___ Given records

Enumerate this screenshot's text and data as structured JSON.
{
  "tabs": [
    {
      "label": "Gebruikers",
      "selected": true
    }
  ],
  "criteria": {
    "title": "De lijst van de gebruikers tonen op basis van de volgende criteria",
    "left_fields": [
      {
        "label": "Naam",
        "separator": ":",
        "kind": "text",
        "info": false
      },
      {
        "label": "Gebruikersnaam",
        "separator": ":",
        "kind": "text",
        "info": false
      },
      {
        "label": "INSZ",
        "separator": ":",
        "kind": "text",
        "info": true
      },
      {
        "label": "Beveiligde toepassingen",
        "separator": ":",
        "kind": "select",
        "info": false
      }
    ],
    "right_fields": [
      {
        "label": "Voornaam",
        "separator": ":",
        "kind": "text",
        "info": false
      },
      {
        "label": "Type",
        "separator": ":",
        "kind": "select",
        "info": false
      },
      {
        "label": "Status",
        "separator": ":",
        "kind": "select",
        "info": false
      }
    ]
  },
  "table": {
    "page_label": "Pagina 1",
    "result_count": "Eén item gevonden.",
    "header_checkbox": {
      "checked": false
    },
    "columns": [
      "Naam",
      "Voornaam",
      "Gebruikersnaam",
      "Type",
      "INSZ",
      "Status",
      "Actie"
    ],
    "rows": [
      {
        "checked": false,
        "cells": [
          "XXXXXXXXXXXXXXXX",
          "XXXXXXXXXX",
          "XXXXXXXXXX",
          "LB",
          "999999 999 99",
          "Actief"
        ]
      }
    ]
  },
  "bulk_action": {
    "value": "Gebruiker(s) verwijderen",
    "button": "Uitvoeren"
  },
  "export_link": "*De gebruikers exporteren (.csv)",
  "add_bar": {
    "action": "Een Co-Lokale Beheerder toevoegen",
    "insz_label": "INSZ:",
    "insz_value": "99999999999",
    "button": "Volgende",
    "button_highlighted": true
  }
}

______

Exercise aim: Write out the data again, exactly and in full.

Reply to the task:
Enumerate this screenshot's text and data as structured JSON.
{
  "tabs": [
    {
      "label": "Gebruikers",
      "selected": true
    }
  ],
  "criteria": {
    "title": "De lijst van de gebruikers tonen op basis van de volgende criteria",
    "left_fields": [
      {
        "label": "Naam",
        "separator": ":",
        "kind": "text",
        "info": false
      },
      {
        "label": "Gebruikersnaam",
        "separator": ":",
        "kind": "text",
        "info": false
      },
      {
        "label": "INSZ",
        "separator": ":",
        "kind": "text",
        "info": true
      },
      {
        "label": "Beveiligde toepassingen",
        "separator": ":",
        "kind": "select",
        "info": false
      }
    ],
    "right_fields": [
      {
        "label": "Voornaam",
        "separator": ":",
        "kind": "text",
        "info": false
      },
      {
        "label": "Type",
        "separator": ":",
        "kind": "select",
        "info": false
      },
      {
        "label": "Status",
        "separator": ":",
        "kind": "select",
        "info": false
      }
    ]
  },
  "table": {
    "page_label": "Pagina 1",
    "result_count": "Eén item gevonden.",
    "header_checkbox": {
      "checked": false
    },
    "columns": [
      "Naam",
      "Voornaam",
      "Gebruikersnaam",
      "Type",
      "INSZ",
      "Status",
      "Actie"
    ],
    "rows": [
      {
        "checked": false,
        "cells": [
          "XXXXXXXXXXXXXXXX",
          "XXXXXXXXXX",
          "XXXXXXXXXX",
          "LB",
          "999999 999 99",
          "Actief"
        ]
      }
    ]
  },
  "bulk_action": {
    "value": "Gebruiker(s) verwijderen",
    "button": "Uitvoeren"
  },
  "export_link": "*De gebruikers exporteren (.csv)",
  "add_bar": {
    "action": "Een Co-Lokale Beheerder toevoegen",
    "insz_label": "INSZ:",
    "insz_value": "99999999999",
    "button": "Volgende",
    "button_highlighted": true
  }
}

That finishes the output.